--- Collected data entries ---
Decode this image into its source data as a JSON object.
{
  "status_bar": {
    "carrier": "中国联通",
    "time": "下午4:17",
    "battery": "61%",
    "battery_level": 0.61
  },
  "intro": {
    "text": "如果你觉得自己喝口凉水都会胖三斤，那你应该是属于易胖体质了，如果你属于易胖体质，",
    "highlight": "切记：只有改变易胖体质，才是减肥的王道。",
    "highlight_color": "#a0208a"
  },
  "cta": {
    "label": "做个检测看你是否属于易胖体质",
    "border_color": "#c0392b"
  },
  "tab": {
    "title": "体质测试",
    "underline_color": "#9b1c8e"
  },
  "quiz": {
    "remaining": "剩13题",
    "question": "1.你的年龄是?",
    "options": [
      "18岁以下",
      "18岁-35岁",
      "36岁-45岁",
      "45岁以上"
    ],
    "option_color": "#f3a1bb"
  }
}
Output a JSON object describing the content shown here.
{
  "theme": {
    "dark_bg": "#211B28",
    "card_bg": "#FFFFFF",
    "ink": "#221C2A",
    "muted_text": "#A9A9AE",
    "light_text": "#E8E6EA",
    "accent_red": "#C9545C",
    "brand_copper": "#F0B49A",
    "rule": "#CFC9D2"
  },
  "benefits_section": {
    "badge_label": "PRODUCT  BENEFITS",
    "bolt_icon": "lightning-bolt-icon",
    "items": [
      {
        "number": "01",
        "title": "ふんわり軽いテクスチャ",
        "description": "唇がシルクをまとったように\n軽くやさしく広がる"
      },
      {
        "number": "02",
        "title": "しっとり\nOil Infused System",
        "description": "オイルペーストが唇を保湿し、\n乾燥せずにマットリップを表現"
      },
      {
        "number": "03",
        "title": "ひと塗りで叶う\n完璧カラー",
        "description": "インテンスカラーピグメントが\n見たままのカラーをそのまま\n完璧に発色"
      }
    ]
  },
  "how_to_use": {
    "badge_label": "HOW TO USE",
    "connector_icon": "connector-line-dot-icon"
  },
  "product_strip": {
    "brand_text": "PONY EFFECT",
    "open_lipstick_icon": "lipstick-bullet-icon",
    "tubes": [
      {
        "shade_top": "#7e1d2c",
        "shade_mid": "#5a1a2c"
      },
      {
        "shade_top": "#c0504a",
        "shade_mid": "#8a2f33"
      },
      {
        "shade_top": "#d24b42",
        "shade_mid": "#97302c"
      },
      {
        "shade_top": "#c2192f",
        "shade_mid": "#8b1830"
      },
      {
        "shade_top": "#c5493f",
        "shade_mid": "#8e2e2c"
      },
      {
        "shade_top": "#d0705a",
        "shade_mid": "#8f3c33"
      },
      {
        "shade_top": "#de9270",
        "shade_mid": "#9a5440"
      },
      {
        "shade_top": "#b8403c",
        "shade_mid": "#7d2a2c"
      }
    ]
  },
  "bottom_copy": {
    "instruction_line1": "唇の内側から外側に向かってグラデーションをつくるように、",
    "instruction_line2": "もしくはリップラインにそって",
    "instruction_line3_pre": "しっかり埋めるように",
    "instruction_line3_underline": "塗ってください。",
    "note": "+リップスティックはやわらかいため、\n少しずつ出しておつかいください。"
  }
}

--- PROBLEM STATEMENT ---
Scan the listing above. Gather each line that contains the word "JSON".

--- ANSWER FOR THE TASK ---
Decode this image into its source data as a JSON object.
Output a JSON object describing the content shown here.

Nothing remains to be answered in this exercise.